[WHAT YOU ARE ASKED TO DO] Answer with the number of lines in the listing below that contain the word "this", and nothing else.

── RECORD SET

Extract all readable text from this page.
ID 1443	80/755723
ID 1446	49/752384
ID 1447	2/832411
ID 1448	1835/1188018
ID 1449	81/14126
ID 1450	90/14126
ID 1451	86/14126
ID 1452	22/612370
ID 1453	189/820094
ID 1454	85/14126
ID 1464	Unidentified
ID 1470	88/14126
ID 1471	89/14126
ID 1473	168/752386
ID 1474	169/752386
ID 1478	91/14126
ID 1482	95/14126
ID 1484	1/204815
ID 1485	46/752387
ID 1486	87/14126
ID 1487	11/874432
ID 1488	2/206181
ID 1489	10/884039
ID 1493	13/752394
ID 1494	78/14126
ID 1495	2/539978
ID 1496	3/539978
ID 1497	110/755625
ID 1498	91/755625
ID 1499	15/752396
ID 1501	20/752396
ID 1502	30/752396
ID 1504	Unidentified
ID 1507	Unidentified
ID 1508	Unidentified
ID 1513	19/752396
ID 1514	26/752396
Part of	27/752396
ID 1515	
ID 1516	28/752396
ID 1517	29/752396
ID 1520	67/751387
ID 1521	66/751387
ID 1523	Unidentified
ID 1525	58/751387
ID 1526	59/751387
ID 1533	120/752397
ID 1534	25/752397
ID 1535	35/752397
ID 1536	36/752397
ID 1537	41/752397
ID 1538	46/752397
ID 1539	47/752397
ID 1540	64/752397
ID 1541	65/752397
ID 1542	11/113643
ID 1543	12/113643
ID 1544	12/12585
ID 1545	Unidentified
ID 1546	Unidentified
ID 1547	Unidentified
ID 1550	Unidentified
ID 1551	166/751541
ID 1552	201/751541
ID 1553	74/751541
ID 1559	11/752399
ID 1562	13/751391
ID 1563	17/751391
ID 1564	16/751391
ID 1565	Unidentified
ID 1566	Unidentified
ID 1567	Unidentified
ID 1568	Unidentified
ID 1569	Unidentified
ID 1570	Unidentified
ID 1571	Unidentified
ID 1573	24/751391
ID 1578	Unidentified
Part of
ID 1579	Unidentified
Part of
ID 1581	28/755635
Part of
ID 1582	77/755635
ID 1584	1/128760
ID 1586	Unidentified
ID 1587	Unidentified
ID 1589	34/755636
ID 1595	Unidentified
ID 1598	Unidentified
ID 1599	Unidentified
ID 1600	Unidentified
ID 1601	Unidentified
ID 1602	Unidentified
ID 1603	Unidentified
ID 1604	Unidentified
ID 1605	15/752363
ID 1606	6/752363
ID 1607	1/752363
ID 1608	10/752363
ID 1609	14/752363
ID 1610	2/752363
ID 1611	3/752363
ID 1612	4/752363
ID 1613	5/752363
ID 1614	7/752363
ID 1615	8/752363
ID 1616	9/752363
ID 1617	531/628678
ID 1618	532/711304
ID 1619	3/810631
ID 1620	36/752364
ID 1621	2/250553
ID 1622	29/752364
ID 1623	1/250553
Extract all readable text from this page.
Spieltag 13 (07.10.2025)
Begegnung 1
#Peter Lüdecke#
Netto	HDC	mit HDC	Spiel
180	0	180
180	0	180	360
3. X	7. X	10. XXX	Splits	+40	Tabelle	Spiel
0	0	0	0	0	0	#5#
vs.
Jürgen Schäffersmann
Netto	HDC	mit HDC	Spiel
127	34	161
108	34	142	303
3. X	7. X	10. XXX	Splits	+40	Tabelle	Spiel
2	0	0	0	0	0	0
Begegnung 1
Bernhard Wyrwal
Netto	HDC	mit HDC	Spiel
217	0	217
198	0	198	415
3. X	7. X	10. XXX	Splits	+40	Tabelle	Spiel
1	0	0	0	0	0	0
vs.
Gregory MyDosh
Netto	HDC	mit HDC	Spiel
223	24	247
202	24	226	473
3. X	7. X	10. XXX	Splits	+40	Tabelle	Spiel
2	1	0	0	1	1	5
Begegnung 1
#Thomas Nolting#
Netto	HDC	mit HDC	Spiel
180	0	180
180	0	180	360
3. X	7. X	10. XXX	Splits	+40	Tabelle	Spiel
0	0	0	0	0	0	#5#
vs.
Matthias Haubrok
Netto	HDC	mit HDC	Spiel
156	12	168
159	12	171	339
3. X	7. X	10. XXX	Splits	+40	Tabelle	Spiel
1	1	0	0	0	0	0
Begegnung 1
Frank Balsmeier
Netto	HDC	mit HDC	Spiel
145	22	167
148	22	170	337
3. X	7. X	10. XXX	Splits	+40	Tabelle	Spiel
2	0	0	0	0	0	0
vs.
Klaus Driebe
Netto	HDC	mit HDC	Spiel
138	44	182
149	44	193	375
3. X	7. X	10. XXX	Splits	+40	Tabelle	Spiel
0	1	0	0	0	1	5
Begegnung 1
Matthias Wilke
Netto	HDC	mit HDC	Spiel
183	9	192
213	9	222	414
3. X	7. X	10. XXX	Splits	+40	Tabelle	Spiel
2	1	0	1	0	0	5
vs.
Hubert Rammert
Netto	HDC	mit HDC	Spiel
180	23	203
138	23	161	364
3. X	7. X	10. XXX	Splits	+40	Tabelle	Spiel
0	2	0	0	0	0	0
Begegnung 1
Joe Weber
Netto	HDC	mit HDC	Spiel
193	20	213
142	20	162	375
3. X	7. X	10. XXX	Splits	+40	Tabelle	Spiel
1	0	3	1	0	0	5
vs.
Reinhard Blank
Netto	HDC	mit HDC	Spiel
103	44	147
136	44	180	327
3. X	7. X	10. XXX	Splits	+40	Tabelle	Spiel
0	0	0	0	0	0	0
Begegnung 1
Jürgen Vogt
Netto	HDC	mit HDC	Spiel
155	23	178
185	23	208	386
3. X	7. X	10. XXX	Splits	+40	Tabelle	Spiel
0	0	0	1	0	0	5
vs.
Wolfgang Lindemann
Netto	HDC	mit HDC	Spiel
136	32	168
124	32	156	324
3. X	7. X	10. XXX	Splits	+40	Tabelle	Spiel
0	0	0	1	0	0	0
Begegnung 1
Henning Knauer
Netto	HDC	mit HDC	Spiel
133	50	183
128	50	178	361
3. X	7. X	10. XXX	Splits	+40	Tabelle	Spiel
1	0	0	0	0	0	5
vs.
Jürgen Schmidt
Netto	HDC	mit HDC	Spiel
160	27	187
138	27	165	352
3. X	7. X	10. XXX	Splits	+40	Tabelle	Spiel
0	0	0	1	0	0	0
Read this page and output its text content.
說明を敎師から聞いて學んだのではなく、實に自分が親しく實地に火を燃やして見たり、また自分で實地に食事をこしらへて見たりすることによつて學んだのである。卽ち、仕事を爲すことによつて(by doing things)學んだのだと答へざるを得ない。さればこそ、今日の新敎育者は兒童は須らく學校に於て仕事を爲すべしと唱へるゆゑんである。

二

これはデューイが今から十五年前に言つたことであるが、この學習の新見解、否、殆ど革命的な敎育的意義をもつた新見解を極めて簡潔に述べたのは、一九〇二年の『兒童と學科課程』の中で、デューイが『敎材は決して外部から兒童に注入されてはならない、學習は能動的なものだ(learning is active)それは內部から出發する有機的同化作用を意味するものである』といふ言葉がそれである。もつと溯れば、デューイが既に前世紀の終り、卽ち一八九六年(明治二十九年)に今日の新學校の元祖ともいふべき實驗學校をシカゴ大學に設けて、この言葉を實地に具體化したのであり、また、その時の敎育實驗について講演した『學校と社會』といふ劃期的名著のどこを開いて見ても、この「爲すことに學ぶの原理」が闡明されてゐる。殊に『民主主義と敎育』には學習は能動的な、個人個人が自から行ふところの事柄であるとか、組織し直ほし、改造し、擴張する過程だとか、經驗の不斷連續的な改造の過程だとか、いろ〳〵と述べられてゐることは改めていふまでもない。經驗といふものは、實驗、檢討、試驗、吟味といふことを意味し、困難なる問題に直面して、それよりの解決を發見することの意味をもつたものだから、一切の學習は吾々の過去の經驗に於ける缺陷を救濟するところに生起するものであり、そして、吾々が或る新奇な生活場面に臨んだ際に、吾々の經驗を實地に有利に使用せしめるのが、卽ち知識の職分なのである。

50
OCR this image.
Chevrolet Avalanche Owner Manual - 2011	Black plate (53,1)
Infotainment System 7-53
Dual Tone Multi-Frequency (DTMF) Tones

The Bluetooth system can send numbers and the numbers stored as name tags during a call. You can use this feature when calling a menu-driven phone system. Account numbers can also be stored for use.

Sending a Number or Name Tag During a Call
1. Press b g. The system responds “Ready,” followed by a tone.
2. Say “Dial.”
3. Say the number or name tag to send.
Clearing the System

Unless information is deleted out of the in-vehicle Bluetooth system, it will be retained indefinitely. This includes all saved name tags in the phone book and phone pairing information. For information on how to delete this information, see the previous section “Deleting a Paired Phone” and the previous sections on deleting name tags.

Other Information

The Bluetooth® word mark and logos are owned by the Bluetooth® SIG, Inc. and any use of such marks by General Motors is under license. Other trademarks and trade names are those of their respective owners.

────

[EXPECTED ANSWER] 6